_What the exercise asks_.
Return each line that holds the word "Service".

++++ Given records

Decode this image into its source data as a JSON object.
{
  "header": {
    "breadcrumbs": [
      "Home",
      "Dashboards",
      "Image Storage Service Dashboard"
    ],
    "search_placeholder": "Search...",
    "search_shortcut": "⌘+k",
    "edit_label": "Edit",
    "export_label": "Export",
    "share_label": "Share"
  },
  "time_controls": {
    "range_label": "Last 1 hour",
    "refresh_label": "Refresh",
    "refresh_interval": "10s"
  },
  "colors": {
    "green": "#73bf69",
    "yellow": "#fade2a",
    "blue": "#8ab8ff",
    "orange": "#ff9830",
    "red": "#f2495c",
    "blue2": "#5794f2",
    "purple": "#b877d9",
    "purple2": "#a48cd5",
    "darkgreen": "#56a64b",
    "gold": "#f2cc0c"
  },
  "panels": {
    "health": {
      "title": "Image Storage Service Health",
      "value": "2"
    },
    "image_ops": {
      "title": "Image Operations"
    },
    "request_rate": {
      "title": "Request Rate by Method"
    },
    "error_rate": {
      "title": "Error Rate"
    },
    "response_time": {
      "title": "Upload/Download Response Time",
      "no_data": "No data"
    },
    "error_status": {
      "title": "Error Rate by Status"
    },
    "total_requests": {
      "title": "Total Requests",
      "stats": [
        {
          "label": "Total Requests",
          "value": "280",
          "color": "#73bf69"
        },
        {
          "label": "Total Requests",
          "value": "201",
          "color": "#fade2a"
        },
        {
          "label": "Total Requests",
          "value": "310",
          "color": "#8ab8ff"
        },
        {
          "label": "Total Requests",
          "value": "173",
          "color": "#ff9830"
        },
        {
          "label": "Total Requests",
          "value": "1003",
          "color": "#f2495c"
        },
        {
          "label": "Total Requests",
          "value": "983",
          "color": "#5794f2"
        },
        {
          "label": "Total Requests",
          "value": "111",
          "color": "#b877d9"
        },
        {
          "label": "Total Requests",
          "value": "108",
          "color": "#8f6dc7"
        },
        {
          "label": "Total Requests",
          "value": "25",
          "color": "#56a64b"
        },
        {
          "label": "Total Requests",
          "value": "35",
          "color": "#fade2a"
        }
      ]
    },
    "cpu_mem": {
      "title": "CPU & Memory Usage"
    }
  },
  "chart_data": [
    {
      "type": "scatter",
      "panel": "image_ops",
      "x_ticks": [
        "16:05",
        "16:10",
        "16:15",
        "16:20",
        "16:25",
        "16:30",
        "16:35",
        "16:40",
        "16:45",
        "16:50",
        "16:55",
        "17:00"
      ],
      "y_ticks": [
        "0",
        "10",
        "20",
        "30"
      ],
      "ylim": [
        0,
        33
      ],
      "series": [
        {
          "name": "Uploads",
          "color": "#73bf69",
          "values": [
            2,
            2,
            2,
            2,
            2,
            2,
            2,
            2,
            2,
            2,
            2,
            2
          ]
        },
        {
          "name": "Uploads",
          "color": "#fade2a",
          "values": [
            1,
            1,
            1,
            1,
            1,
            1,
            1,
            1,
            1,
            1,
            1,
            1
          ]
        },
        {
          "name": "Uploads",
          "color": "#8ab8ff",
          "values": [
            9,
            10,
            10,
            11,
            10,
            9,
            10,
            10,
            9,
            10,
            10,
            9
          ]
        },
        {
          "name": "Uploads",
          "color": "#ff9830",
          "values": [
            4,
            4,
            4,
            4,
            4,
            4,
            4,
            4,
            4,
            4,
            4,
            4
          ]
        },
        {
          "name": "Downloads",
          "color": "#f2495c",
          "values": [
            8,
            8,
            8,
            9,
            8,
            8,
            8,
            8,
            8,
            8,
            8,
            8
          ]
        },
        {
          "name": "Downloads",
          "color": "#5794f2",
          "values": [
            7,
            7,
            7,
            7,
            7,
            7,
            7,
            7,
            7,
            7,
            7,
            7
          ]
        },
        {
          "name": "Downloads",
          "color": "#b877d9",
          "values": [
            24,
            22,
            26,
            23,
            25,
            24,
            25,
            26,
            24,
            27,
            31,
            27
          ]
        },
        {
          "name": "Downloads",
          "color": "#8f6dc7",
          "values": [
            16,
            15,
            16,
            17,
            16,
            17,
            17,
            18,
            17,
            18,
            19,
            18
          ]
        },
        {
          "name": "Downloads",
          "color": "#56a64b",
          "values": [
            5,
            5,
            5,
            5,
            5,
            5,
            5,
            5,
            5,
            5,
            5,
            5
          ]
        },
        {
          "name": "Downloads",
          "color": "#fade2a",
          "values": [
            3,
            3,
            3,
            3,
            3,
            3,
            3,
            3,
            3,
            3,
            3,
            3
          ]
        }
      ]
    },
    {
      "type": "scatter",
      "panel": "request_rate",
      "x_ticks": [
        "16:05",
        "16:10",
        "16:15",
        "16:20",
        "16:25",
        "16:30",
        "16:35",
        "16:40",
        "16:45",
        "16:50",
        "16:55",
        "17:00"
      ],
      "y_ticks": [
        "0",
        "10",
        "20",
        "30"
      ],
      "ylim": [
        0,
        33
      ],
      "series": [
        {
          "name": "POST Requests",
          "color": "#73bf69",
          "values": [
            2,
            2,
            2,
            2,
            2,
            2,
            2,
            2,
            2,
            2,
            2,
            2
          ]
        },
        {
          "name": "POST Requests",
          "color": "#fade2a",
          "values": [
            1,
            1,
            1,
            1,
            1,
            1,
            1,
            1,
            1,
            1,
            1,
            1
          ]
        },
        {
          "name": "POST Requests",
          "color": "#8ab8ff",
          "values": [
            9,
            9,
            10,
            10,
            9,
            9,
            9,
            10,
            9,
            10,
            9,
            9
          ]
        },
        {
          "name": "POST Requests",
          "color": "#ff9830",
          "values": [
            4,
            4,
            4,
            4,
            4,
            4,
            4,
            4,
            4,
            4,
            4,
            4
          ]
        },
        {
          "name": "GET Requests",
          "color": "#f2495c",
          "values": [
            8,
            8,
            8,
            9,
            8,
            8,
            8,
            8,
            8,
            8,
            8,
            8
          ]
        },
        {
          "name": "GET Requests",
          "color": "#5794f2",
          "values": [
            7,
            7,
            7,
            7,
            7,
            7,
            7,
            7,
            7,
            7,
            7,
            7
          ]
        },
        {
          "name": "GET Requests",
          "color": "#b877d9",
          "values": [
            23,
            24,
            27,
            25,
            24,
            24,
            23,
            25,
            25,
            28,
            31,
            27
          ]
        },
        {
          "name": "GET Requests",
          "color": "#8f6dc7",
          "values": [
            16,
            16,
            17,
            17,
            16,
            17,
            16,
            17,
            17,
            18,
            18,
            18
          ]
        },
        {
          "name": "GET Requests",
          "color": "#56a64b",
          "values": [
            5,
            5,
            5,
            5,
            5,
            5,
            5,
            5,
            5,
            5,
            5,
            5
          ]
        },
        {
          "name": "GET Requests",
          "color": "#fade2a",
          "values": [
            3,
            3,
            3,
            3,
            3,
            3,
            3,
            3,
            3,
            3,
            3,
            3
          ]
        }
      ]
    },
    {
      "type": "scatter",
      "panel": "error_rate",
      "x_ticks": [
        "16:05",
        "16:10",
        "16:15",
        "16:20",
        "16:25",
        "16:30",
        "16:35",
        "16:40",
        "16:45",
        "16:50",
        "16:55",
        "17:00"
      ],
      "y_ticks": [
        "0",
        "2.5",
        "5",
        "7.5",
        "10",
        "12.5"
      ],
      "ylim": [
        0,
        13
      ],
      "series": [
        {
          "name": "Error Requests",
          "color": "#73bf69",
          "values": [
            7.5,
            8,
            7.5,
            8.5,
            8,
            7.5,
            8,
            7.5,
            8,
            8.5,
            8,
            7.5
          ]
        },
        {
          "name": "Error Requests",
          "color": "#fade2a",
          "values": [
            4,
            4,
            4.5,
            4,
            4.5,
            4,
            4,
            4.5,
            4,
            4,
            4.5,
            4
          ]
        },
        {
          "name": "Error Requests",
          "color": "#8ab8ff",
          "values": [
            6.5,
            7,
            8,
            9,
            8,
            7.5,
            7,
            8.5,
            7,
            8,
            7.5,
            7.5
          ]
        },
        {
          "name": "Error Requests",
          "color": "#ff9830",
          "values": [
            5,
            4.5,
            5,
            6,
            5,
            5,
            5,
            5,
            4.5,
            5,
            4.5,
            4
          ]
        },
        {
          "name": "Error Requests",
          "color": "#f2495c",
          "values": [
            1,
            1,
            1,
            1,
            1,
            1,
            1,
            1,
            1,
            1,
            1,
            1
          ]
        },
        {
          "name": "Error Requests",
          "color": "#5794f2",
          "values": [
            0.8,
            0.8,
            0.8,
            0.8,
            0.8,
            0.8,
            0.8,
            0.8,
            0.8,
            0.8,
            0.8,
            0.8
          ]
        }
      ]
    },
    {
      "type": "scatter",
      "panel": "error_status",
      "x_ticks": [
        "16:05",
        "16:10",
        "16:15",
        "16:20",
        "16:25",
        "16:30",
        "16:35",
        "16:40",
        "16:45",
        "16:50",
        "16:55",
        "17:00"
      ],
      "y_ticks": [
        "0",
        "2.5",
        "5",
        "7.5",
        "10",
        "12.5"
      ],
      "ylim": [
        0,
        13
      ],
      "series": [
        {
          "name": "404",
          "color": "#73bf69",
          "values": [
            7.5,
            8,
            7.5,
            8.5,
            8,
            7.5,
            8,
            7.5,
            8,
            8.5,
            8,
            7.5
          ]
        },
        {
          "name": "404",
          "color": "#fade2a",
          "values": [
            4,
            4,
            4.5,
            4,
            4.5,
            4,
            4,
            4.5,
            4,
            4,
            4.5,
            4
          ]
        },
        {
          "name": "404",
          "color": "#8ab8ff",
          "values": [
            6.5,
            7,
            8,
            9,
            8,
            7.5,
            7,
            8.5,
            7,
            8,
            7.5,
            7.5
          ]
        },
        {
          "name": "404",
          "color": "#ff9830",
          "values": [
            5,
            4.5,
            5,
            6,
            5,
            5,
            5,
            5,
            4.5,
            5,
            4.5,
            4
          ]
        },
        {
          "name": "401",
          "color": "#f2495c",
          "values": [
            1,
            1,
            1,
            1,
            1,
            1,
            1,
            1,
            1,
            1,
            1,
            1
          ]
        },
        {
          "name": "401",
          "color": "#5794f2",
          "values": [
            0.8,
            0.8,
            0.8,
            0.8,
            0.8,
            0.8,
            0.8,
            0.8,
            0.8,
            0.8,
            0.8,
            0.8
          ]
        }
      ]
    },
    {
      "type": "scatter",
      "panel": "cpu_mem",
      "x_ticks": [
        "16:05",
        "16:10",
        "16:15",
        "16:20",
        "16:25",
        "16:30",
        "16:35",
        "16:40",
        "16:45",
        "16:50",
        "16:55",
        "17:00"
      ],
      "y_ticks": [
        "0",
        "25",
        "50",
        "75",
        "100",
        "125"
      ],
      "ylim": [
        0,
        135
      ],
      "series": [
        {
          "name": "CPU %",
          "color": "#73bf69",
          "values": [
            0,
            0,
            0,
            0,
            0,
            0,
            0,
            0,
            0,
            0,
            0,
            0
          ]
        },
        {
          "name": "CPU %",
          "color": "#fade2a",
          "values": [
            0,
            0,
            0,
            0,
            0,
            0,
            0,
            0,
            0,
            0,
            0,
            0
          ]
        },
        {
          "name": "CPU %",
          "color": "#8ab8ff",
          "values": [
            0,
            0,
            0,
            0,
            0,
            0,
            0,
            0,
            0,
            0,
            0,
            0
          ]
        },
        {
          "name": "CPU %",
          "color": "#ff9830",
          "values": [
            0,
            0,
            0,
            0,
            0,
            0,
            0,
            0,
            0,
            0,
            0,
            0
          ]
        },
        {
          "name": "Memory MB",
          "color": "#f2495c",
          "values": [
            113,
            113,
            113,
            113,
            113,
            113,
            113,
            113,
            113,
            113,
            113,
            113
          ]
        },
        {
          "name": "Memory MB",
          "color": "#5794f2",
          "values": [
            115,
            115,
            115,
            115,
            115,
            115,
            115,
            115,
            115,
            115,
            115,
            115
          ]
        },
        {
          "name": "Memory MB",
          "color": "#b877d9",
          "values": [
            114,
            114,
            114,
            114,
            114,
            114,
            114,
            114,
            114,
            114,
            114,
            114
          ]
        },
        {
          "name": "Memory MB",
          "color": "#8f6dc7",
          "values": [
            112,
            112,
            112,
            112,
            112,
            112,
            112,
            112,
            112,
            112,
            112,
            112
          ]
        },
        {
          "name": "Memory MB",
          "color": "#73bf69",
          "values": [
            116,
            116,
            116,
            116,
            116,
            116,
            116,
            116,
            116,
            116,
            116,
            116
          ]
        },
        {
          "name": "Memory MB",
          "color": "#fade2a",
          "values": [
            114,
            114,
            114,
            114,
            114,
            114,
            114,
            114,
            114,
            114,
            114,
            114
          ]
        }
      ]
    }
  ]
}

++++++++

_Output for this exercise_.
      "Image Storage Service Dashboard"
      "title": "Image Storage Service Health",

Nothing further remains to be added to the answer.